■ **Aim**:
Reply with one number only, the count of lines holding the string "über".

□ □ □ □ □ □ □

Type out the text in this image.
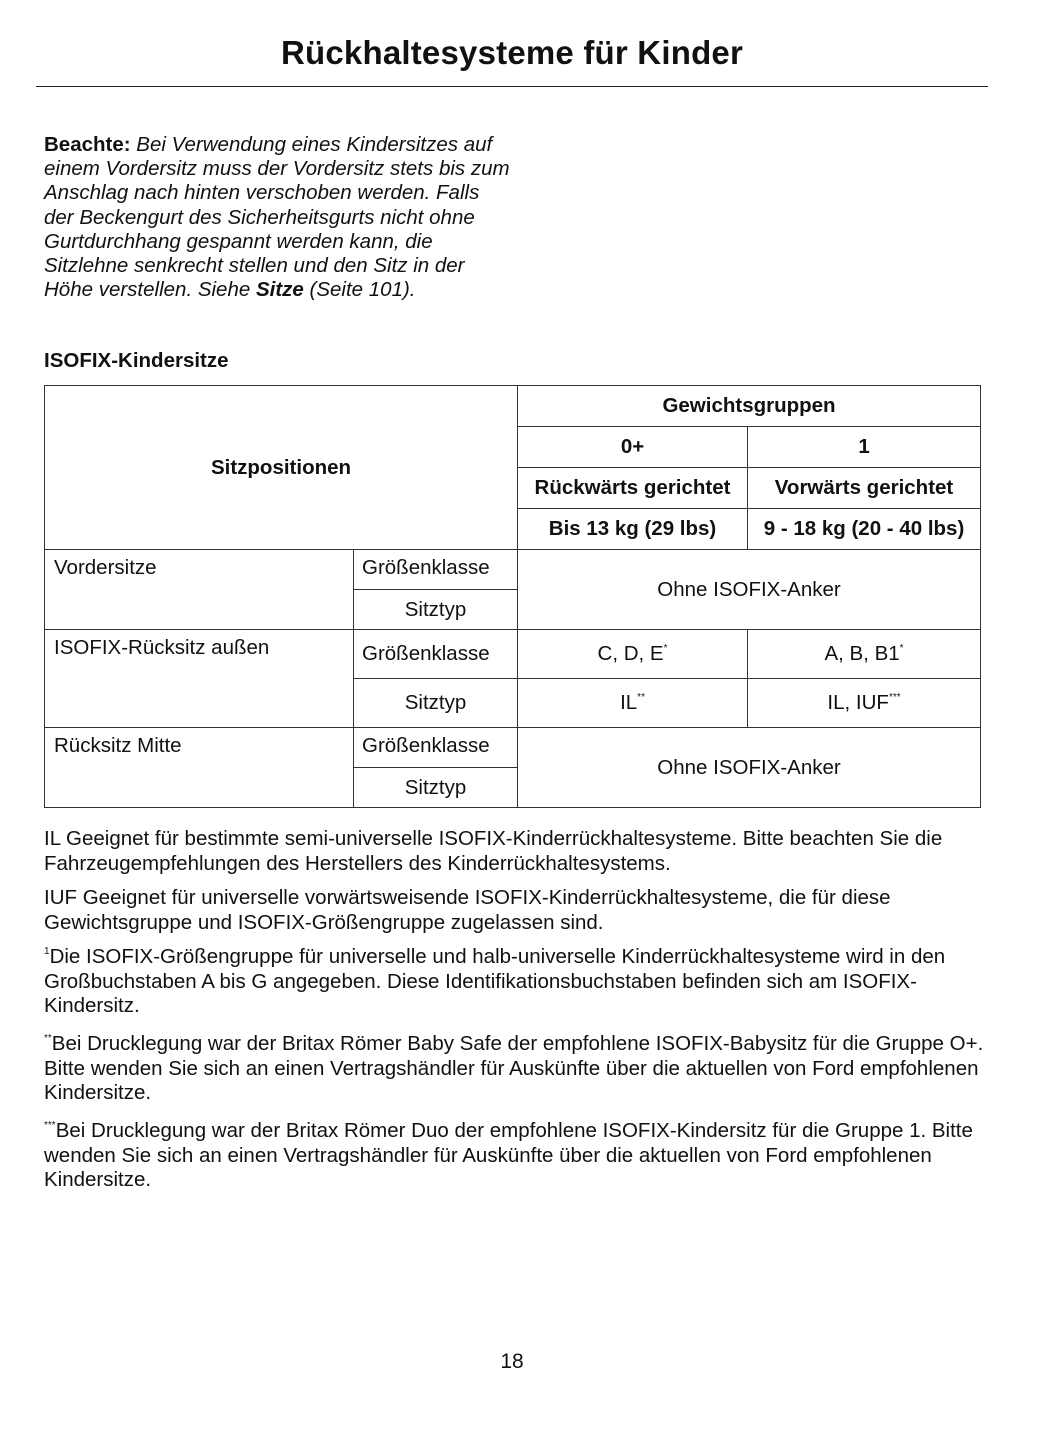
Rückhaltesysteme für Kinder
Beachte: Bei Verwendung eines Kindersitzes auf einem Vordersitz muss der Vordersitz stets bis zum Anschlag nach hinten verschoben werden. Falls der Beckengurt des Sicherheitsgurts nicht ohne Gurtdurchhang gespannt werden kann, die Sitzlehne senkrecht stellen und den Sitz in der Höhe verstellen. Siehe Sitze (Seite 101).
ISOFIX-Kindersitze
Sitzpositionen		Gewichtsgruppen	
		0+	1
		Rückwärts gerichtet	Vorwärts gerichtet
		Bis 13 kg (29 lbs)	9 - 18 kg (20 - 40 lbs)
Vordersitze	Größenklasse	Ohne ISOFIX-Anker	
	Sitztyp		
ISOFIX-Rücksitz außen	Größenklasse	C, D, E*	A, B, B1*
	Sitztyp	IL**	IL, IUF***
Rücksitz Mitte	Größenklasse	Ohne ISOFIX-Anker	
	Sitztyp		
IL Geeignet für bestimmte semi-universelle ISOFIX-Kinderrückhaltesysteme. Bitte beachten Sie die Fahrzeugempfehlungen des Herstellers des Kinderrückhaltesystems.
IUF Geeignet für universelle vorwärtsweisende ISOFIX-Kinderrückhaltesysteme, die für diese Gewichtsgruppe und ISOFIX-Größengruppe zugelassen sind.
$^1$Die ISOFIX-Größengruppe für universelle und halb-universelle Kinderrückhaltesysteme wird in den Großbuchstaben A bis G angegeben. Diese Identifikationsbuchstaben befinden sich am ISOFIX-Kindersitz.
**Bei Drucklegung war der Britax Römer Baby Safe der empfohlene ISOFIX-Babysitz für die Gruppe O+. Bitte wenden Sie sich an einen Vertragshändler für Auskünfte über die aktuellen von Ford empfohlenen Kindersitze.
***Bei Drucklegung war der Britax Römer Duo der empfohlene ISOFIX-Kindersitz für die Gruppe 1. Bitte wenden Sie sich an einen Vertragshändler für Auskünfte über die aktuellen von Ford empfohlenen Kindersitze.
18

□ □ □ □ □ □ □

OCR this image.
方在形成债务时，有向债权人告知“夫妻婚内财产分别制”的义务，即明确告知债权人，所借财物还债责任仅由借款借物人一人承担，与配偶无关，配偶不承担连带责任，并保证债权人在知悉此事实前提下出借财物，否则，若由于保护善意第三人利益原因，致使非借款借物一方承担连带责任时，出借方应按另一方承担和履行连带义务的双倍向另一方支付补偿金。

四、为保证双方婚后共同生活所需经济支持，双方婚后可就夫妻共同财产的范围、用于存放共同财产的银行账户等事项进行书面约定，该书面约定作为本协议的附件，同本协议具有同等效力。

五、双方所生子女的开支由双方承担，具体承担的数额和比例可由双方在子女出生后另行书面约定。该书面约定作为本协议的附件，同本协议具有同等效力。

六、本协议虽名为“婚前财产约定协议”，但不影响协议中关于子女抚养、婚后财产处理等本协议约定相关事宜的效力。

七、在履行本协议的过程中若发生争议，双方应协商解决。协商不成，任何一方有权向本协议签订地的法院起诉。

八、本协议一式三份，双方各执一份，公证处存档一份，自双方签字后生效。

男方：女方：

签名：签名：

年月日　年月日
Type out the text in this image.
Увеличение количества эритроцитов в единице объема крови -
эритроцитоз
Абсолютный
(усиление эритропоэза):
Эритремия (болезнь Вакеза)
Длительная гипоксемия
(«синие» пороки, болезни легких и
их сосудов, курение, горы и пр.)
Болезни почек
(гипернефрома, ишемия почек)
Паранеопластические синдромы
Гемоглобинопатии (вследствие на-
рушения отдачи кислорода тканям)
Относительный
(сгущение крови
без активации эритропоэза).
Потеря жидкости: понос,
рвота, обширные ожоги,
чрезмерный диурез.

□ □ □ □ □ □ □

■ **Output for this exercise**:
2